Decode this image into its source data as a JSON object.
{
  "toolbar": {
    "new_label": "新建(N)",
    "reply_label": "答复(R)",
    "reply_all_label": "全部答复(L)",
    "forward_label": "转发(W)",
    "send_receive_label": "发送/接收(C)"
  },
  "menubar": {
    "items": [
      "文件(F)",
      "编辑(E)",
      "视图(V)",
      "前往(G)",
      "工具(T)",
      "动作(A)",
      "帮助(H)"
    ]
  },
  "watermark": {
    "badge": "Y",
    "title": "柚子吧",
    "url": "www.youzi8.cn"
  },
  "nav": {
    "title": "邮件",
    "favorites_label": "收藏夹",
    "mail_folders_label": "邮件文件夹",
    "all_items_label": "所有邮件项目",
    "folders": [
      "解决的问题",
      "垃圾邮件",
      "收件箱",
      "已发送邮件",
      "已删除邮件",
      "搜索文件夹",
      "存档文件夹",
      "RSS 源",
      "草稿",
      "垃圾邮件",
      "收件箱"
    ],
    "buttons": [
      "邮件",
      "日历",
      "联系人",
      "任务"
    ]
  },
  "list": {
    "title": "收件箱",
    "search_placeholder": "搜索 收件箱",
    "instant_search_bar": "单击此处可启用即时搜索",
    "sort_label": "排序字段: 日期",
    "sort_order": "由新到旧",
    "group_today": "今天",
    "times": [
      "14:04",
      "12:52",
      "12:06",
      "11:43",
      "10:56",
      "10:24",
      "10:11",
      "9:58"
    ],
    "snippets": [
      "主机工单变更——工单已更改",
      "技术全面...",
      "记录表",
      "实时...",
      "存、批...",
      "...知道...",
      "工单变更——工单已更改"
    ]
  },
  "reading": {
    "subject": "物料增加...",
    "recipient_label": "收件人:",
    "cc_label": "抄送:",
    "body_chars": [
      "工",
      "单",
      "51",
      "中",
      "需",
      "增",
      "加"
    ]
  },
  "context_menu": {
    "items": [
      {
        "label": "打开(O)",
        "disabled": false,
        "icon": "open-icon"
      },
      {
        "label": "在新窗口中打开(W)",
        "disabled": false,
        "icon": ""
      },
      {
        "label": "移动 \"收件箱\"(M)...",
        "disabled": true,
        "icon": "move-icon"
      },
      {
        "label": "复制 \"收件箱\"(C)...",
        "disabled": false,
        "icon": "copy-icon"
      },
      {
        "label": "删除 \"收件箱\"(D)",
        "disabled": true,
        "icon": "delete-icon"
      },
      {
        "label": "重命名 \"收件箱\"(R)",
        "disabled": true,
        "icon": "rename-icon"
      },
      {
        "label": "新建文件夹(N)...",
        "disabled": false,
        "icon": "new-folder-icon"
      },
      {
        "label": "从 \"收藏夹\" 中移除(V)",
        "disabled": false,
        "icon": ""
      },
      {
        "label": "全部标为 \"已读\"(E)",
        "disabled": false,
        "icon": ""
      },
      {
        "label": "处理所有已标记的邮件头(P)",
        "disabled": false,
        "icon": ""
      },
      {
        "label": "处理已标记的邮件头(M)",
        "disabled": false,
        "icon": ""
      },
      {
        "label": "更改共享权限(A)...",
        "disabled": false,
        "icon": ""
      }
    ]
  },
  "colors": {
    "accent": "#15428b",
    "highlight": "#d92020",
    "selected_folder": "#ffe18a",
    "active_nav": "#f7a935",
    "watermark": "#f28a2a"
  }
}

= WHAT THE TASK ASKS =
Repeat every entry exactly as written above.

= TASK RESPONSE =
Decode this image into its source data as a JSON object.
{
  "toolbar": {
    "new_label": "新建(N)",
    "reply_label": "答复(R)",
    "reply_all_label": "全部答复(L)",
    "forward_label": "转发(W)",
    "send_receive_label": "发送/接收(C)"
  },
  "menubar": {
    "items": [
      "文件(F)",
      "编辑(E)",
      "视图(V)",
      "前往(G)",
      "工具(T)",
      "动作(A)",
      "帮助(H)"
    ]
  },
  "watermark": {
    "badge": "Y",
    "title": "柚子吧",
    "url": "www.youzi8.cn"
  },
  "nav": {
    "title": "邮件",
    "favorites_label": "收藏夹",
    "mail_folders_label": "邮件文件夹",
    "all_items_label": "所有邮件项目",
    "folders": [
      "解决的问题",
      "垃圾邮件",
      "收件箱",
      "已发送邮件",
      "已删除邮件",
      "搜索文件夹",
      "存档文件夹",
      "RSS 源",
      "草稿",
      "垃圾邮件",
      "收件箱"
    ],
    "buttons": [
      "邮件",
      "日历",
      "联系人",
      "任务"
    ]
  },
  "list": {
    "title": "收件箱",
    "search_placeholder": "搜索 收件箱",
    "instant_search_bar": "单击此处可启用即时搜索",
    "sort_label": "排序字段: 日期",
    "sort_order": "由新到旧",
    "group_today": "今天",
    "times": [
      "14:04",
      "12:52",
      "12:06",
      "11:43",
      "10:56",
      "10:24",
      "10:11",
      "9:58"
    ],
    "snippets": [
      "主机工单变更——工单已更改",
      "技术全面...",
      "记录表",
      "实时...",
      "存、批...",
      "...知道...",
      "工单变更——工单已更改"
    ]
  },
  "reading": {
    "subject": "物料增加...",
    "recipient_label": "收件人:",
    "cc_label": "抄送:",
    "body_chars": [
      "工",
      "单",
      "51",
      "中",
      "需",
      "增",
      "加"
    ]
  },
  "context_menu": {
    "items": [
      {
        "label": "打开(O)",
        "disabled": false,
        "icon": "open-icon"
      },
      {
        "label": "在新窗口中打开(W)",
        "disabled": false,
        "icon": ""
      },
      {
        "label": "移动 \"收件箱\"(M)...",
        "disabled": true,
        "icon": "move-icon"
      },
      {
        "label": "复制 \"收件箱\"(C)...",
        "disabled": false,
        "icon": "copy-icon"
      },
      {
        "label": "删除 \"收件箱\"(D)",
        "disabled": true,
        "icon": "delete-icon"
      },
      {
        "label": "重命名 \"收件箱\"(R)",
        "disabled": true,
        "icon": "rename-icon"
      },
      {
        "label": "新建文件夹(N)...",
        "disabled": false,
        "icon": "new-folder-icon"
      },
      {
        "label": "从 \"收藏夹\" 中移除(V)",
        "disabled": false,
        "icon": ""
      },
      {
        "label": "全部标为 \"已读\"(E)",
        "disabled": false,
        "icon": ""
      },
      {
        "label": "处理所有已标记的邮件头(P)",
        "disabled": false,
        "icon": ""
      },
      {
        "label": "处理已标记的邮件头(M)",
        "disabled": false,
        "icon": ""
      },
      {
        "label": "更改共享权限(A)...",
        "disabled": false,
        "icon": ""
      }
    ]
  },
  "colors": {
    "accent": "#15428b",
    "highlight": "#d92020",
    "selected_folder": "#ffe18a",
    "active_nav": "#f7a935",
    "watermark": "#f28a2a"
  }
}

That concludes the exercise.